* **EXERCISE REQUIREMENTS**
Retype each record shown below, leaving every character as it is.

[Lines of data]

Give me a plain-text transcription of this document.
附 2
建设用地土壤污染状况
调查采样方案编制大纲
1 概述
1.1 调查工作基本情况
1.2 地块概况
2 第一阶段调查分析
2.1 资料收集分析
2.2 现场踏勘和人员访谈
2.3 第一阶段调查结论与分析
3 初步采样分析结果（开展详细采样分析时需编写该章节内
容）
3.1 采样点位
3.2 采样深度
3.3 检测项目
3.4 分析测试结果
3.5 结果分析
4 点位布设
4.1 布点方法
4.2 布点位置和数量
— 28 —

* **ANSWER BELOW**
Give me a plain-text transcription of this document.
附 2
建设用地土壤污染状况
调查采样方案编制大纲
1 概述
1.1 调查工作基本情况
1.2 地块概况
2 第一阶段调查分析
2.1 资料收集分析
2.2 现场踏勘和人员访谈
2.3 第一阶段调查结论与分析
3 初步采样分析结果（开展详细采样分析时需编写该章节内
容）
3.1 采样点位
3.2 采样深度
3.3 检测项目
3.4 分析测试结果
3.5 结果分析
4 点位布设
4.1 布点方法
4.2 布点位置和数量
— 28 —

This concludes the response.